==== Brano fornito

Il gruppo di attivisti anti-razzisti Kick Out Zwarte Piet (KOZP ) ha dichiarato in un post su Facebook che l’incontro del Primo Ministro Mark Rutte di oggi con le persone coinvolte nelle proteste del Black Lives Matter delle scorse settimane è più una vetrina per la stampa che uno sforzo per combattere il razzismo nei Paesi Bassi. Secondo KOZP, nessuno della coalizione olandese Black Lives Matter ha ricevuto un invito a partecipare alla riunione.

Una delle persone invitate era Natacha Harlequin, che è apparsa questa settimana nello show televisivo Veronica Inside per confrontarsi con l’esperto di calcio Johan Derksen su una battuta razzista che ha fatto a spese del musicista e poeta Akwasi. “La mia intenzione era quella di convincere le persone a parlare tra loro, far sì che le persone pensassero e ad avviare un dibattito e penso che abbia funzionato. La mia missione ha avuto successo”, ha detto durante un’intervista su NPO Radio 1 martedì. L’emittente NOS ha riferito che Gideon Everduim, un esponente di Denk e anche un musicista rap, sarebbe stato alla riunione di mercoledì pomeriggio.

========
==== Estratti di dati

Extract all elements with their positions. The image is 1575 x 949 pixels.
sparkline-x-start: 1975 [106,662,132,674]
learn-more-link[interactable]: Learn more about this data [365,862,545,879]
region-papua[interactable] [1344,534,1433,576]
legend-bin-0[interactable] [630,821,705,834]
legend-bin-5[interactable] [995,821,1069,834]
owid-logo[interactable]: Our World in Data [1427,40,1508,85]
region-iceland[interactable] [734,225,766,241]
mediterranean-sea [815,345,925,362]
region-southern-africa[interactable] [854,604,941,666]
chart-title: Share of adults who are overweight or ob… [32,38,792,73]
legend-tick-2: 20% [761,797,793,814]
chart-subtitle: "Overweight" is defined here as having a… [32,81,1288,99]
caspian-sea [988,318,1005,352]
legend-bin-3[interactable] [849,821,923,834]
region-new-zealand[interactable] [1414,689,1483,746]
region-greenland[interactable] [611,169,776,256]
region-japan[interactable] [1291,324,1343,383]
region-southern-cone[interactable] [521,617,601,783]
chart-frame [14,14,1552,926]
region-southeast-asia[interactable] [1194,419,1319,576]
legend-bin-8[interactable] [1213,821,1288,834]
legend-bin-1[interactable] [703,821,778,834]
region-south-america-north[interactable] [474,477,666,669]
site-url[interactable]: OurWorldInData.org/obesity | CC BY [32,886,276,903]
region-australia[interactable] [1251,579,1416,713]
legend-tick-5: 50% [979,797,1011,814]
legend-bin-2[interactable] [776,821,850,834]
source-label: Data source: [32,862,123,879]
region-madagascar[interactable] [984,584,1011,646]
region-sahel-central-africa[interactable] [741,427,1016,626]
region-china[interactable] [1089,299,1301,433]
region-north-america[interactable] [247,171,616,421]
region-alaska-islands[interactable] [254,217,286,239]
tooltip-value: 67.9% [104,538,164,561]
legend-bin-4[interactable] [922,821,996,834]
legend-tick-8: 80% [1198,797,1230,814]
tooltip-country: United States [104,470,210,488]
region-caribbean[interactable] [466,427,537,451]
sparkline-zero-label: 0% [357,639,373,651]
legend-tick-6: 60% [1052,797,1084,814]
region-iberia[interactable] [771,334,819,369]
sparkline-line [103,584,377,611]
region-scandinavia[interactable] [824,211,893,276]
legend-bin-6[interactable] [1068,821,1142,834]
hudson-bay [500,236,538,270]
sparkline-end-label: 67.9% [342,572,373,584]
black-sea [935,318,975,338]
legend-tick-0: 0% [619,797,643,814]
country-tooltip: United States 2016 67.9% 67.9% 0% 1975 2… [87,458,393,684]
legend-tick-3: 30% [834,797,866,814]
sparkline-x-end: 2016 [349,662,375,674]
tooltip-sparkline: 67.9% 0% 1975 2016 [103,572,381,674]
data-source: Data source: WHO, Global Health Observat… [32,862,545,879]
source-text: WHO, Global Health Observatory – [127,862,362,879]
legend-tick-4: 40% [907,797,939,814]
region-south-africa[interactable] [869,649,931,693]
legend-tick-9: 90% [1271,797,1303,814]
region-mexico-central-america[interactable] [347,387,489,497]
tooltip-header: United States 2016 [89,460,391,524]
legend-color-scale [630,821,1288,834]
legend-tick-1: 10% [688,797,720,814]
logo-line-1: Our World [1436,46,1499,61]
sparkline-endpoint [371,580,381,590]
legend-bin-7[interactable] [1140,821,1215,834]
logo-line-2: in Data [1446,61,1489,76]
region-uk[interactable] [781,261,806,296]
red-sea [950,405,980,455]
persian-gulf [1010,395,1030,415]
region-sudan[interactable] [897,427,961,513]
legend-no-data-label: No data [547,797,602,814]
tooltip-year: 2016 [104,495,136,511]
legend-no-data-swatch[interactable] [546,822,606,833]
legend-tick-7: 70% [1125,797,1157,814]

========

→ Compito da svolgere:
Rispondi a queste domande sul brano dedicato all'incontro di Mark Rutte.
(a) Secondo KOZP, chi non ha ricevuto un invito a partecipare alla riunione?
(b) In quale show televisivo è apparsa Natacha Harlequin?
(c) Quale emittente ha riferito che Gideon Everduim sarebbe stato alla riunione?

→ Risposta scritta:
(a) Nessuno della coalizione olandese Black Lives Matter.
(b) Veronica Inside.
(c) NOS.